EXERCISE OBJECTIVE:
Below are some records. Pull every line that contains the word "screenshot".

______________________________

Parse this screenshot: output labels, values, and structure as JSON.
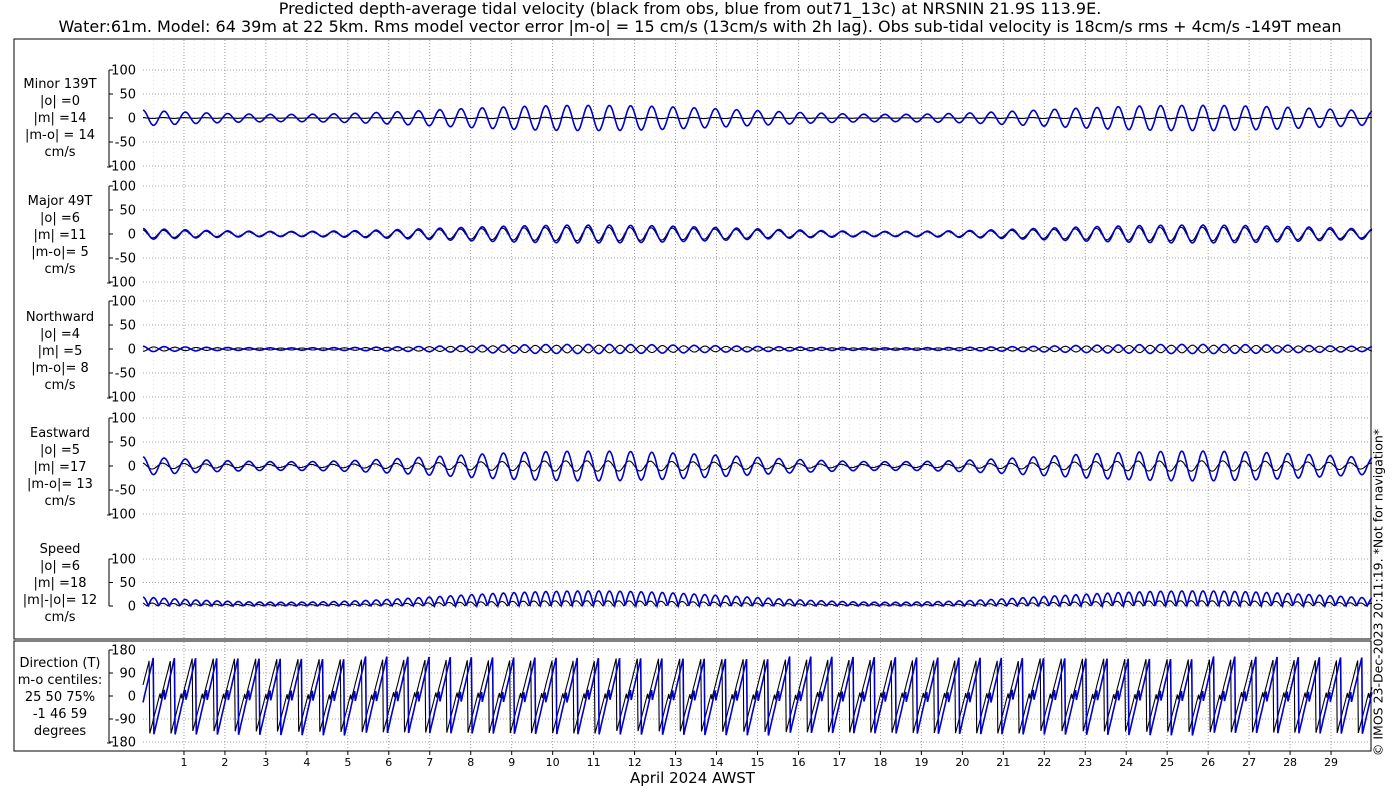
{
  "header": {
    "title_line1": "Predicted depth-average tidal velocity (black from obs, blue from out71_13c) at NRSNIN 21.9S 113.9E.",
    "title_line2": "Water:61m. Model: 64 39m at 22 5km. Rms model vector error |m-o| = 15 cm/s (13cm/s with 2h lag). Obs sub-tidal velocity is 18cm/s rms + 4cm/s -149T mean"
  },
  "side_note": "© IMOS 23-Dec-2023 20:11:19. *Not for navigation*",
  "colors": {
    "obs": "#000000",
    "model": "#0000cc",
    "grid": "#888888",
    "frame": "#000000"
  },
  "chart_data": {
    "type": "line",
    "xlabel": "April 2024 AWST",
    "x_ticks": [
      "1",
      "2",
      "3",
      "4",
      "5",
      "6",
      "7",
      "8",
      "9",
      "10",
      "11",
      "12",
      "13",
      "14",
      "15",
      "16",
      "17",
      "18",
      "19",
      "20",
      "21",
      "22",
      "23",
      "24",
      "25",
      "26",
      "27",
      "28",
      "29"
    ],
    "x_range_days": [
      0.0,
      30.0
    ],
    "tidal_period_hours": 12.42,
    "spring_neap_days": 14.77,
    "panels": [
      {
        "id": "minor",
        "label_lines": [
          "Minor 139T",
          "|o| =0",
          "|m| =14",
          "|m-o| = 14",
          "cm/s"
        ],
        "yticks": [
          "100",
          "50",
          "0",
          "-50",
          "-100"
        ],
        "ylim": [
          -100,
          100
        ],
        "series": [
          {
            "role": "obs",
            "amp_mean": 1,
            "amp_var": 0.5,
            "phase": 0.3
          },
          {
            "role": "model",
            "amp_mean": 17,
            "amp_var": 0.55,
            "phase": 0.0
          }
        ]
      },
      {
        "id": "major",
        "label_lines": [
          "Major 49T",
          "|o| =6",
          "|m| =11",
          "|m-o|= 5",
          "cm/s"
        ],
        "yticks": [
          "100",
          "50",
          "0",
          "-50",
          "-100"
        ],
        "ylim": [
          -100,
          100
        ],
        "series": [
          {
            "role": "obs",
            "amp_mean": 9,
            "amp_var": 0.55,
            "phase": 0.2
          },
          {
            "role": "model",
            "amp_mean": 12,
            "amp_var": 0.55,
            "phase": 0.0
          }
        ]
      },
      {
        "id": "north",
        "label_lines": [
          "Northward",
          "|o| =4",
          "|m| =5",
          "|m-o|= 8",
          "cm/s"
        ],
        "yticks": [
          "100",
          "50",
          "0",
          "-50",
          "-100"
        ],
        "ylim": [
          -100,
          100
        ],
        "series": [
          {
            "role": "obs",
            "amp_mean": 5,
            "amp_var": 0.6,
            "phase": 3.1
          },
          {
            "role": "model",
            "amp_mean": 6,
            "amp_var": 0.6,
            "phase": 0.0
          }
        ]
      },
      {
        "id": "east",
        "label_lines": [
          "Eastward",
          "|o| =5",
          "|m| =17",
          "|m-o|= 13",
          "cm/s"
        ],
        "yticks": [
          "100",
          "50",
          "0",
          "-50",
          "-100"
        ],
        "ylim": [
          -100,
          100
        ],
        "series": [
          {
            "role": "obs",
            "amp_mean": 7,
            "amp_var": 0.55,
            "phase": 0.4
          },
          {
            "role": "model",
            "amp_mean": 20,
            "amp_var": 0.55,
            "phase": 0.0
          }
        ]
      },
      {
        "id": "speed",
        "label_lines": [
          "Speed",
          "|o| =6",
          "|m| =18",
          "|m|-|o|= 12",
          "cm/s"
        ],
        "yticks": [
          "100",
          "50",
          "0"
        ],
        "ylim": [
          0,
          100
        ],
        "series": [
          {
            "role": "obs",
            "amp_mean": 7,
            "amp_var": 0.6,
            "phase": 0.4
          },
          {
            "role": "model",
            "amp_mean": 20,
            "amp_var": 0.6,
            "phase": 0.0
          }
        ]
      },
      {
        "id": "direction",
        "label_lines": [
          "Direction (T)",
          "m-o centiles:",
          "25  50  75%",
          "-1  46  59",
          "degrees"
        ],
        "yticks": [
          "180",
          "90",
          "0",
          "-90",
          "-180"
        ],
        "ylim": [
          -180,
          180
        ],
        "series": [
          {
            "role": "obs"
          },
          {
            "role": "model"
          }
        ]
      }
    ]
  }
}
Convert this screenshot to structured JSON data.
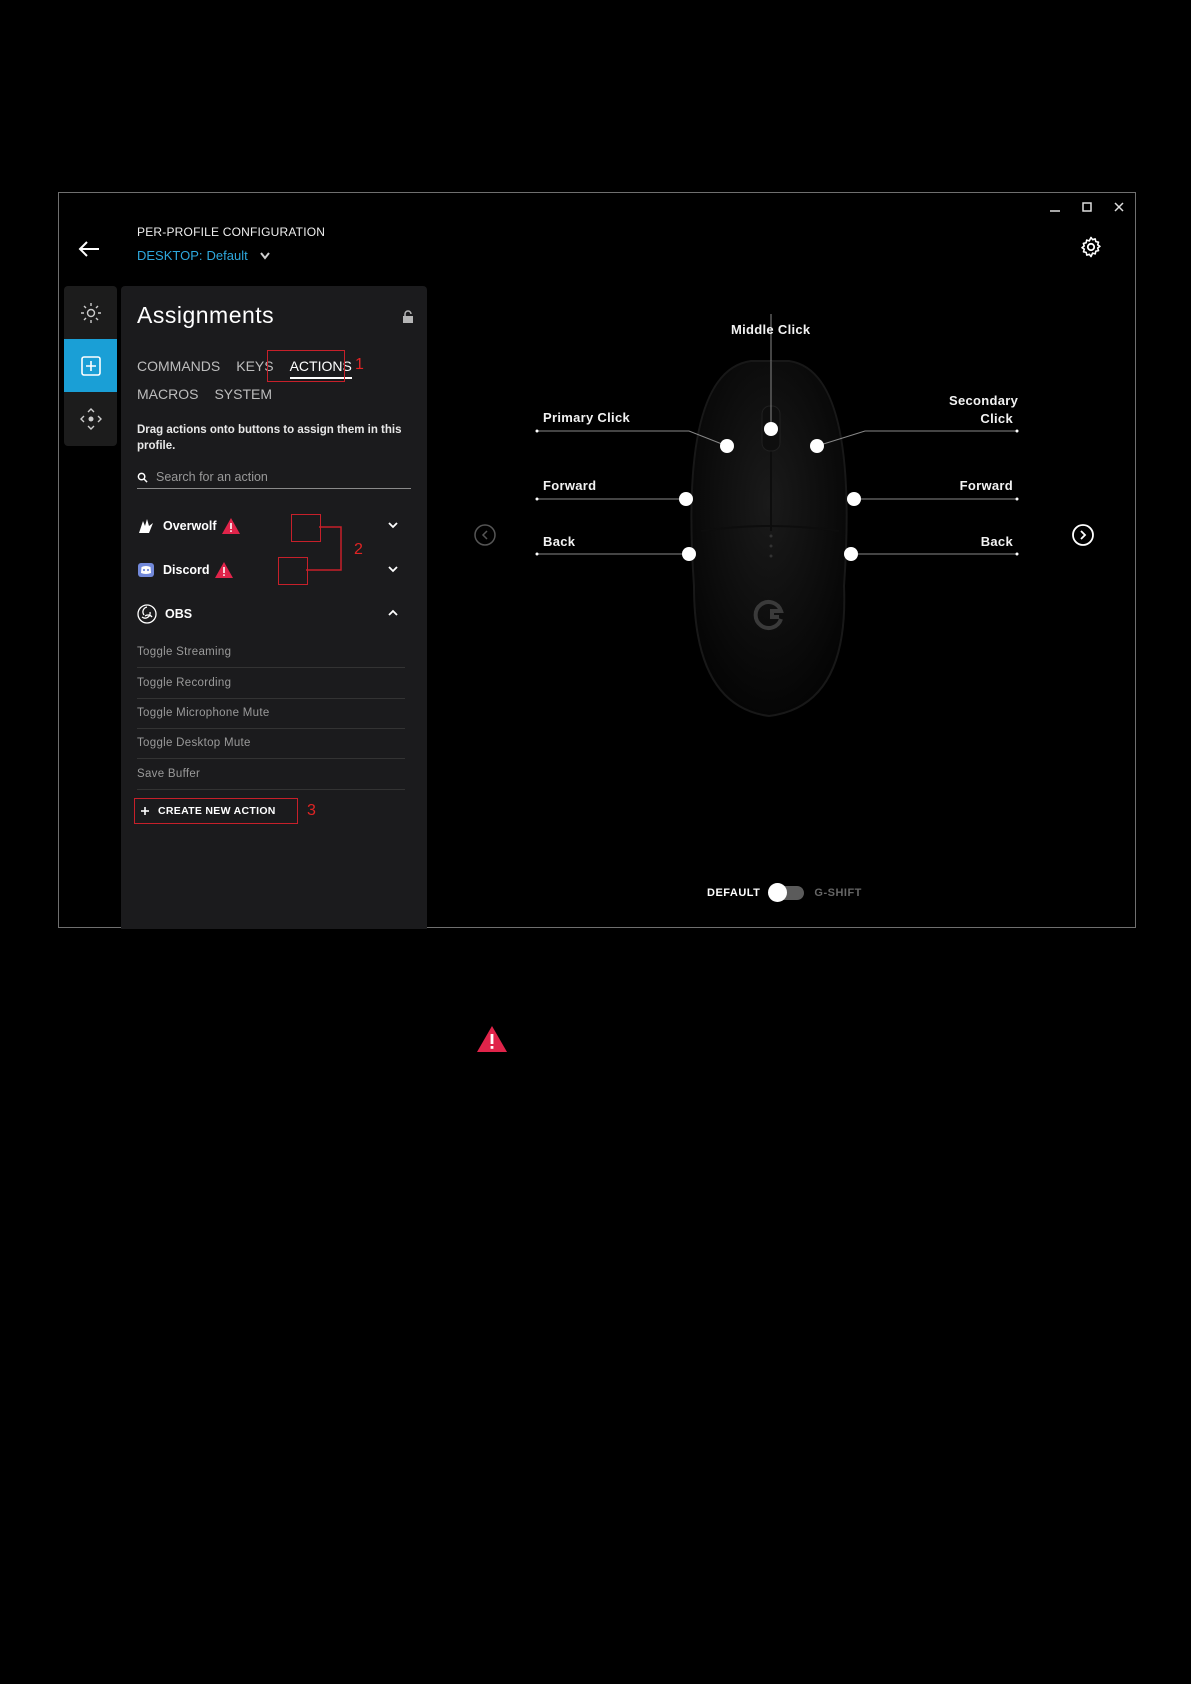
{
  "window": {
    "header_title": "PER-PROFILE CONFIGURATION",
    "profile_prefix": "DESKTOP:",
    "profile_name": "Default"
  },
  "panel": {
    "title": "Assignments",
    "tabs_row1": [
      "COMMANDS",
      "KEYS",
      "ACTIONS"
    ],
    "tabs_row2": [
      "MACROS",
      "SYSTEM"
    ],
    "active_tab": "ACTIONS",
    "hint": "Drag actions onto buttons to assign them in this profile.",
    "search_placeholder": "Search for an action",
    "groups": [
      {
        "name": "Overwolf",
        "warning": true,
        "expanded": false
      },
      {
        "name": "Discord",
        "warning": true,
        "expanded": false
      },
      {
        "name": "OBS",
        "warning": false,
        "expanded": true
      }
    ],
    "obs_actions": [
      "Toggle Streaming",
      "Toggle Recording",
      "Toggle Microphone Mute",
      "Toggle Desktop Mute",
      "Save Buffer"
    ],
    "create_label": "CREATE NEW ACTION"
  },
  "annotations": {
    "n1": "1",
    "n2": "2",
    "n3": "3"
  },
  "mouse": {
    "middle": "Middle Click",
    "primary": "Primary Click",
    "secondary_l1": "Secondary",
    "secondary_l2": "Click",
    "forward_left": "Forward",
    "forward_right": "Forward",
    "back_left": "Back",
    "back_right": "Back"
  },
  "toggle": {
    "left": "DEFAULT",
    "right": "G-SHIFT"
  },
  "colors": {
    "accent": "#1a9fd6",
    "annotation": "#c7202a",
    "warning": "#e0244a"
  }
}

______________________________

EXERCISE RESPONSE:
Parse this screenshot: output labels, values, and structure as JSON.
Convert this screenshot to structured JSON data.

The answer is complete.